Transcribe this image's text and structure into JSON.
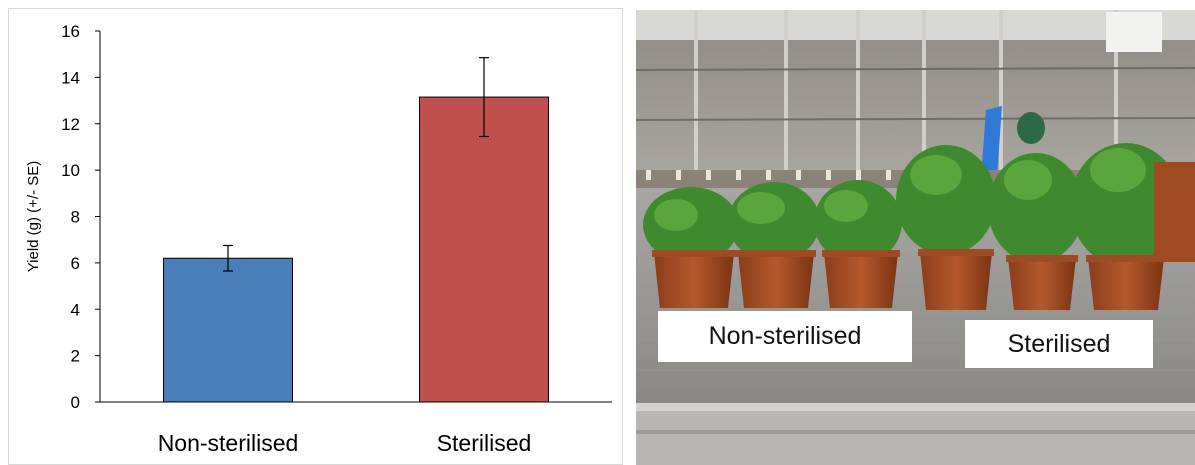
{
  "chart_data": {
    "type": "bar",
    "categories": [
      "Non-sterilised",
      "Sterilised"
    ],
    "values": [
      6.2,
      13.15
    ],
    "error_bars": [
      0.55,
      1.7
    ],
    "ylabel": "Yield (g) (+/- SE)",
    "ylim": [
      0,
      16
    ],
    "yticks": [
      0,
      2,
      4,
      6,
      8,
      10,
      12,
      14,
      16
    ],
    "colors": [
      "#4a7ebb",
      "#c0504d"
    ],
    "grid": false
  },
  "photo": {
    "labels": [
      "Non-sterilised",
      "Sterilised"
    ]
  }
}
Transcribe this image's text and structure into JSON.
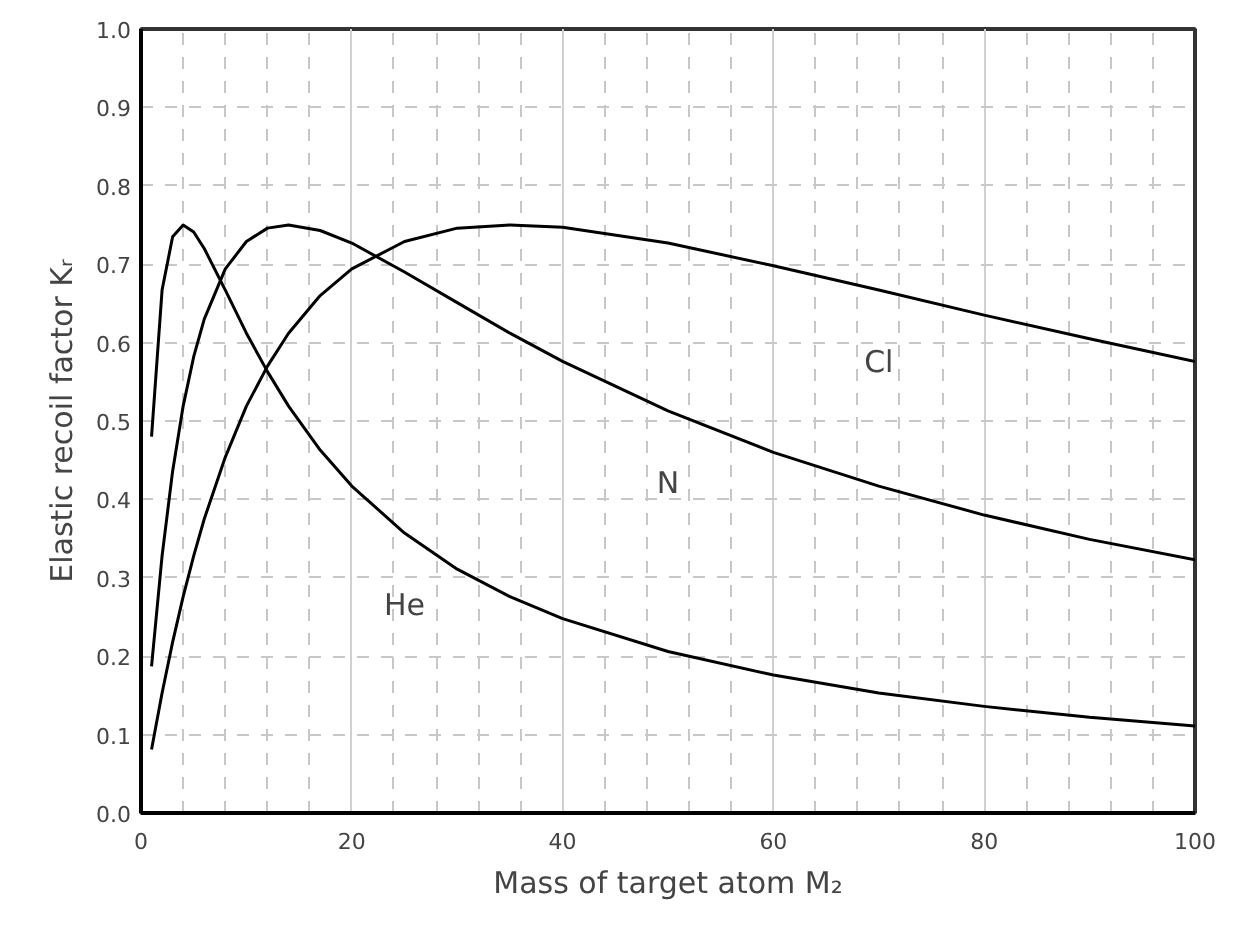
{
  "chart_data": {
    "type": "line",
    "xlabel": "Mass of target atom M₂",
    "ylabel": "Elastic recoil factor Kᵣ",
    "x": [
      1,
      2,
      3,
      4,
      5,
      6,
      8,
      10,
      12,
      14,
      17,
      20,
      25,
      30,
      35,
      40,
      50,
      60,
      70,
      80,
      90,
      100
    ],
    "series": [
      {
        "name": "He",
        "color": "#000000",
        "values": [
          0.48,
          0.667,
          0.735,
          0.75,
          0.741,
          0.72,
          0.667,
          0.612,
          0.563,
          0.519,
          0.463,
          0.417,
          0.357,
          0.311,
          0.276,
          0.248,
          0.206,
          0.176,
          0.153,
          0.136,
          0.122,
          0.111
        ]
      },
      {
        "name": "N",
        "color": "#000000",
        "values": [
          0.187,
          0.328,
          0.436,
          0.519,
          0.582,
          0.63,
          0.694,
          0.729,
          0.746,
          0.75,
          0.743,
          0.727,
          0.69,
          0.651,
          0.612,
          0.576,
          0.513,
          0.46,
          0.417,
          0.38,
          0.349,
          0.323
        ]
      },
      {
        "name": "Cl",
        "color": "#000000",
        "values": [
          0.081,
          0.153,
          0.218,
          0.276,
          0.328,
          0.375,
          0.454,
          0.519,
          0.57,
          0.612,
          0.66,
          0.694,
          0.729,
          0.746,
          0.75,
          0.747,
          0.727,
          0.698,
          0.667,
          0.635,
          0.605,
          0.576
        ]
      }
    ],
    "xlim": [
      0,
      100
    ],
    "xticks": [
      0,
      20,
      40,
      60,
      80,
      100
    ],
    "ylim": [
      0,
      1
    ],
    "yticks": [
      {
        "value": 0,
        "label": "0.0"
      },
      {
        "value": 0.1,
        "label": "0.1"
      },
      {
        "value": 0.2,
        "label": "0.2"
      },
      {
        "value": 0.3,
        "label": "0.3"
      },
      {
        "value": 0.4,
        "label": "0.4"
      },
      {
        "value": 0.5,
        "label": "0.5"
      },
      {
        "value": 0.6,
        "label": "0.6"
      },
      {
        "value": 0.7,
        "label": "0.7"
      },
      {
        "value": 0.8,
        "label": "0.8"
      },
      {
        "value": 0.9,
        "label": "0.9"
      },
      {
        "value": 1,
        "label": "1.0"
      }
    ],
    "grid": true,
    "marker": "none",
    "line_style": "solid",
    "legend": false
  }
}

> [YOUR INSTRUCTIONS]: From the material above, copy everything exactly but the pictures.

> [RESPONSE TO THE TASK]:
Transcribe this image's text and structure into JSON.
{
  "chart_data": {
    "type": "bar",
    "categories": [
      "Non-sterilised",
      "Sterilised"
    ],
    "values": [
      6.2,
      13.15
    ],
    "error_bars": [
      0.55,
      1.7
    ],
    "ylabel": "Yield (g) (+/- SE)",
    "ylim": [
      0,
      16
    ],
    "yticks": [
      0,
      2,
      4,
      6,
      8,
      10,
      12,
      14,
      16
    ],
    "colors": [
      "#4a7ebb",
      "#c0504d"
    ],
    "grid": false
  },
  "photo": {
    "labels": [
      "Non-sterilised",
      "Sterilised"
    ]
  }
}
Transcribe this image's text and structure into JSON.
{
  "chart_data": {
    "type": "line",
    "xlabel": "Mass of target atom M₂",
    "ylabel": "Elastic recoil factor Kᵣ",
    "x": [
      1,
      2,
      3,
      4,
      5,
      6,
      8,
      10,
      12,
      14,
      17,
      20,
      25,
      30,
      35,
      40,
      50,
      60,
      70,
      80,
      90,
      100
    ],
    "series": [
      {
        "name": "He",
        "color": "#000000",
        "values": [
          0.48,
          0.667,
          0.735,
          0.75,
          0.741,
          0.72,
          0.667,
          0.612,
          0.563,
          0.519,
          0.463,
          0.417,
          0.357,
          0.311,
          0.276,
          0.248,
          0.206,
          0.176,
          0.153,
          0.136,
          0.122,
          0.111
        ]
      },
      {
        "name": "N",
        "color": "#000000",
        "values": [
          0.187,
          0.328,
          0.436,
          0.519,
          0.582,
          0.63,
          0.694,
          0.729,
          0.746,
          0.75,
          0.743,
          0.727,
          0.69,
          0.651,
          0.612,
          0.576,
          0.513,
          0.46,
          0.417,
          0.38,
          0.349,
          0.323
        ]
      },
      {
        "name": "Cl",
        "color": "#000000",
        "values": [
          0.081,
          0.153,
          0.218,
          0.276,
          0.328,
          0.375,
          0.454,
          0.519,
          0.57,
          0.612,
          0.66,
          0.694,
          0.729,
          0.746,
          0.75,
          0.747,
          0.727,
          0.698,
          0.667,
          0.635,
          0.605,
          0.576
        ]
      }
    ],
    "xlim": [
      0,
      100
    ],
    "xticks": [
      0,
      20,
      40,
      60,
      80,
      100
    ],
    "ylim": [
      0,
      1
    ],
    "yticks": [
      {
        "value": 0,
        "label": "0.0"
      },
      {
        "value": 0.1,
        "label": "0.1"
      },
      {
        "value": 0.2,
        "label": "0.2"
      },
      {
        "value": 0.3,
        "label": "0.3"
      },
      {
        "value": 0.4,
        "label": "0.4"
      },
      {
        "value": 0.5,
        "label": "0.5"
      },
      {
        "value": 0.6,
        "label": "0.6"
      },
      {
        "value": 0.7,
        "label": "0.7"
      },
      {
        "value": 0.8,
        "label": "0.8"
      },
      {
        "value": 0.9,
        "label": "0.9"
      },
      {
        "value": 1,
        "label": "1.0"
      }
    ],
    "grid": true,
    "marker": "none",
    "line_style": "solid",
    "legend": false
  }
}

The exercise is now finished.